### TASK DIRECTIONS
Quote every entry line, unchanged, from the one containing "publish-icon xyxy=(474,171,484,180)" down to the one containing "publish-label: 发布 xyxy=(473,183,484,189)", including both.
— START OF RECORDS SUPPLIED —
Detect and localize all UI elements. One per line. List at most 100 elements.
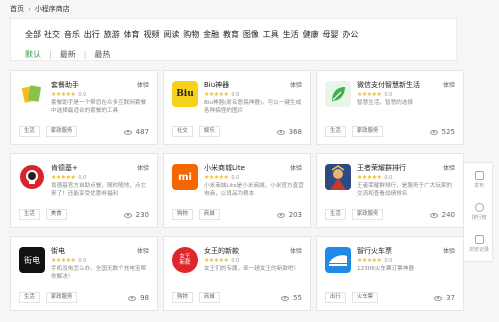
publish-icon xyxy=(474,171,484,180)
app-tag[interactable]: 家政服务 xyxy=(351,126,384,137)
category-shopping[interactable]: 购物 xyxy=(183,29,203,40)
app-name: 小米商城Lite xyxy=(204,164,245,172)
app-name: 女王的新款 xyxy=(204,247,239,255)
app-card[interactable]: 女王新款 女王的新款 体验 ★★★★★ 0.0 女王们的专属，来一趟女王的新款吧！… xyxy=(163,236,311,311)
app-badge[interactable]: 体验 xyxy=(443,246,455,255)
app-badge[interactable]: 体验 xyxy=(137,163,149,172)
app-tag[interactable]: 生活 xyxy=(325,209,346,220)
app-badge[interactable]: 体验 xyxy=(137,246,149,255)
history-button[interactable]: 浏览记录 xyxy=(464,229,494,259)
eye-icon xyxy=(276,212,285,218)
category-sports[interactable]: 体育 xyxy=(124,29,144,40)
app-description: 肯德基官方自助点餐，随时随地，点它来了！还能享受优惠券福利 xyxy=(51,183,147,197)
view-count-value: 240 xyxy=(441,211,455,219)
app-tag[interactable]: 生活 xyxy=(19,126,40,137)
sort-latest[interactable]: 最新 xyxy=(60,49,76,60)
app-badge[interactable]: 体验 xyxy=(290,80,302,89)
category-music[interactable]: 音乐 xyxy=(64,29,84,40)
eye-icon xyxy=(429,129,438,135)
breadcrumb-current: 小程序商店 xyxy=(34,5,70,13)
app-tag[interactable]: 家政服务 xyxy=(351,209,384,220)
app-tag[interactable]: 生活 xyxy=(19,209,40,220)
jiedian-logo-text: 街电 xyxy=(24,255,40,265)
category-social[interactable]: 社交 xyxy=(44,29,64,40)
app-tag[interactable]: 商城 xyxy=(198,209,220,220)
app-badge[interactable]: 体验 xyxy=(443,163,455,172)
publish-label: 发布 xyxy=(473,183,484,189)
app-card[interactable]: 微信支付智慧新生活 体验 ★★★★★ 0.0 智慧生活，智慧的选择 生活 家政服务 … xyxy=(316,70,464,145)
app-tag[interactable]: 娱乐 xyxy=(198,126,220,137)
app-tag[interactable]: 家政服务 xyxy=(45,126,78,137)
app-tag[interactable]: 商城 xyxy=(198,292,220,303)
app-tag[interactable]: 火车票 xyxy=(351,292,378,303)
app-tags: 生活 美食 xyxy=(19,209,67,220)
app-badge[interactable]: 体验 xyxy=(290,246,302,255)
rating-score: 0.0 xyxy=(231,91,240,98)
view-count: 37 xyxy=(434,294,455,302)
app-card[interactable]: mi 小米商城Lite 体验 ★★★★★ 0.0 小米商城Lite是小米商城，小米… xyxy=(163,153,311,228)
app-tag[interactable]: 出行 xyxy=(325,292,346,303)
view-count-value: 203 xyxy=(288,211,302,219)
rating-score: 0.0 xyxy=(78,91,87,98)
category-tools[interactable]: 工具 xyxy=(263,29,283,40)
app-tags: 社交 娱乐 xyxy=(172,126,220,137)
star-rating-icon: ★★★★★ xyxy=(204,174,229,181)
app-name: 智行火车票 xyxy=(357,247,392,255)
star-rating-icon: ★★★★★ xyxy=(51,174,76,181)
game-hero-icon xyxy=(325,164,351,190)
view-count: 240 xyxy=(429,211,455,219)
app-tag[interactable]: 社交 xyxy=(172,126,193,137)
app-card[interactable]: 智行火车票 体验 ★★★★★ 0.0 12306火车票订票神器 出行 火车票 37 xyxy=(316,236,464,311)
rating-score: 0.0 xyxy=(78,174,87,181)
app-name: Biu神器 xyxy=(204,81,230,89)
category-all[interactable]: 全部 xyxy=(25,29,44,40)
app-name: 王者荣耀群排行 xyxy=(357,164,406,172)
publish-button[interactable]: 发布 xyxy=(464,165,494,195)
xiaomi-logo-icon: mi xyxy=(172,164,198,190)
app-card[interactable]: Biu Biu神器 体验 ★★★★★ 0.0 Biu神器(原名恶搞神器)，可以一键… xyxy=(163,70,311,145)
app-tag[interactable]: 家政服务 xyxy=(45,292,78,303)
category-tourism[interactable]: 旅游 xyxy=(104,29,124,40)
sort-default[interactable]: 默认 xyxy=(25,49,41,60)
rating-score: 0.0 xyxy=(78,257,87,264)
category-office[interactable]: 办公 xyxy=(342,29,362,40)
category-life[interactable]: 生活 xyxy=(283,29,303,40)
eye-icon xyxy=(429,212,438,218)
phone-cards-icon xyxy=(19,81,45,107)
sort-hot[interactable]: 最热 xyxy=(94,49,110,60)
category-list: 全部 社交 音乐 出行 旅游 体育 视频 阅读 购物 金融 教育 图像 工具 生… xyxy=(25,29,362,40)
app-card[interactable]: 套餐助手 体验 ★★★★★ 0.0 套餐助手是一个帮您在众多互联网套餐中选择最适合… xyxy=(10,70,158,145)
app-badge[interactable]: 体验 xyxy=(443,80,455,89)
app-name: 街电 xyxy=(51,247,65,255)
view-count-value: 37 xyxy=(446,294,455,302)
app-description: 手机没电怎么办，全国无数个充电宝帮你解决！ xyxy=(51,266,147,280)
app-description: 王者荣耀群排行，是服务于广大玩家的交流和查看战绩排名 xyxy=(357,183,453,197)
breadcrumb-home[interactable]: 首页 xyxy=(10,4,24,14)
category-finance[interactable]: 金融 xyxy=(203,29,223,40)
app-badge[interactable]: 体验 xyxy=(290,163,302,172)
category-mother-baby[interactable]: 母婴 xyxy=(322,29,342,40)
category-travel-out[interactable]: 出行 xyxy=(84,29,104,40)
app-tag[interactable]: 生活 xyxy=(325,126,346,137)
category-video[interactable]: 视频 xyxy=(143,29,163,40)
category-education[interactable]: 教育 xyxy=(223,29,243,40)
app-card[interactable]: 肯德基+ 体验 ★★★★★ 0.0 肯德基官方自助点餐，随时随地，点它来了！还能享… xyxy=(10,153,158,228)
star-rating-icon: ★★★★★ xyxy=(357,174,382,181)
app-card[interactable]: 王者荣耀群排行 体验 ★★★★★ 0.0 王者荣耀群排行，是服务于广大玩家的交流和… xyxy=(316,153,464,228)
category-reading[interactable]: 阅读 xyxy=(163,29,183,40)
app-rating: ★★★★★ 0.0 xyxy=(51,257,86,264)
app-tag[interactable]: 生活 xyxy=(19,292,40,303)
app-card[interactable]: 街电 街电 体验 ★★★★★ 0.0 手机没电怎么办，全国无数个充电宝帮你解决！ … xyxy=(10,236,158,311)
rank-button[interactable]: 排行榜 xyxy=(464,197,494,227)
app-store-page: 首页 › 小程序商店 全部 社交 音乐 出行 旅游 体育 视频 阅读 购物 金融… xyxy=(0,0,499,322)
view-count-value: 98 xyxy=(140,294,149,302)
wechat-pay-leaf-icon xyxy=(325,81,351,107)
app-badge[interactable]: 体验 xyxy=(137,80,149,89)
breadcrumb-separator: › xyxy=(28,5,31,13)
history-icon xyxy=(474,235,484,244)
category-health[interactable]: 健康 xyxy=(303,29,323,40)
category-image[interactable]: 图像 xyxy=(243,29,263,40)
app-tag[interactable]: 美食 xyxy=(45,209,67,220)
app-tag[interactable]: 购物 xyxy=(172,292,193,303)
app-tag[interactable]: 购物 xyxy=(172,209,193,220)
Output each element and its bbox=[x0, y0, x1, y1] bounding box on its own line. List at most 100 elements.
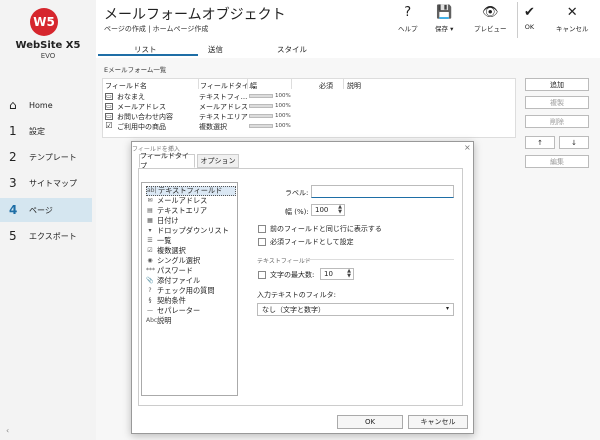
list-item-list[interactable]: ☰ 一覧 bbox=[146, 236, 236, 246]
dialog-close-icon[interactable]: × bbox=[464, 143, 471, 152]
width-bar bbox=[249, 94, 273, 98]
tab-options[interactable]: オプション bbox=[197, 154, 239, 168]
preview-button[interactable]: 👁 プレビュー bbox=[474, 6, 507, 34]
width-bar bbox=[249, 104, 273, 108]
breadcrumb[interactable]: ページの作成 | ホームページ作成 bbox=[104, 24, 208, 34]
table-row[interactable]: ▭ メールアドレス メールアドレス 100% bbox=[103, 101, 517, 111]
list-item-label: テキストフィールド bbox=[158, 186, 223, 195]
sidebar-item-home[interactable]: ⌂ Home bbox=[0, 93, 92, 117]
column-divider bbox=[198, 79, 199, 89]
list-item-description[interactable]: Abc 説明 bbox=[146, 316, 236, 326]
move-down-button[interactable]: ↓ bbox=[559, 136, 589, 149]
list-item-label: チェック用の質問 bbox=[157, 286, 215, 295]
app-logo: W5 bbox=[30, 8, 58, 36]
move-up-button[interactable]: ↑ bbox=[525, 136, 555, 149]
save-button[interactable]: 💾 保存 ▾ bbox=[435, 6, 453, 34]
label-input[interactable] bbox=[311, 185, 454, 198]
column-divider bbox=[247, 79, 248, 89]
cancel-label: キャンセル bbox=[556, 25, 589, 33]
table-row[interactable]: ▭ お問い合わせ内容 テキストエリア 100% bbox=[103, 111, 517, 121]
— END OF RECORDS SUPPLIED —
### EXERCISE SOLUTION
publish-icon xyxy=(474,171,484,180)
app-tag[interactable]: 家政服务 xyxy=(351,126,384,137)
category-shopping[interactable]: 购物 xyxy=(183,29,203,40)
app-name: 小米商城Lite xyxy=(204,164,245,172)
app-name: 女王的新款 xyxy=(204,247,239,255)
app-card[interactable]: 女王新款 女王的新款 体验 ★★★★★ 0.0 女王们的专属，来一趟女王的新款吧！… xyxy=(163,236,311,311)
app-badge[interactable]: 体验 xyxy=(443,246,455,255)
app-badge[interactable]: 体验 xyxy=(137,163,149,172)
app-tag[interactable]: 生活 xyxy=(325,209,346,220)
app-badge[interactable]: 体验 xyxy=(137,246,149,255)
history-button[interactable]: 浏览记录 xyxy=(464,229,494,259)
eye-icon xyxy=(276,212,285,218)
category-sports[interactable]: 体育 xyxy=(124,29,144,40)
app-description: 肯德基官方自助点餐，随时随地，点它来了！还能享受优惠券福利 xyxy=(51,183,147,197)
view-count-value: 240 xyxy=(441,211,455,219)
app-tag[interactable]: 生活 xyxy=(19,126,40,137)
sort-latest[interactable]: 最新 xyxy=(60,49,76,60)
app-badge[interactable]: 体验 xyxy=(290,80,302,89)
category-music[interactable]: 音乐 xyxy=(64,29,84,40)
eye-icon xyxy=(429,129,438,135)
breadcrumb-current: 小程序商店 xyxy=(34,5,70,13)
app-tag[interactable]: 家政服务 xyxy=(351,209,384,220)
app-tag[interactable]: 生活 xyxy=(19,209,40,220)
jiedian-logo-text: 街电 xyxy=(24,255,40,265)
category-social[interactable]: 社交 xyxy=(44,29,64,40)
app-tag[interactable]: 商城 xyxy=(198,209,220,220)
app-badge[interactable]: 体验 xyxy=(443,163,455,172)
publish-label: 发布 xyxy=(473,183,484,189)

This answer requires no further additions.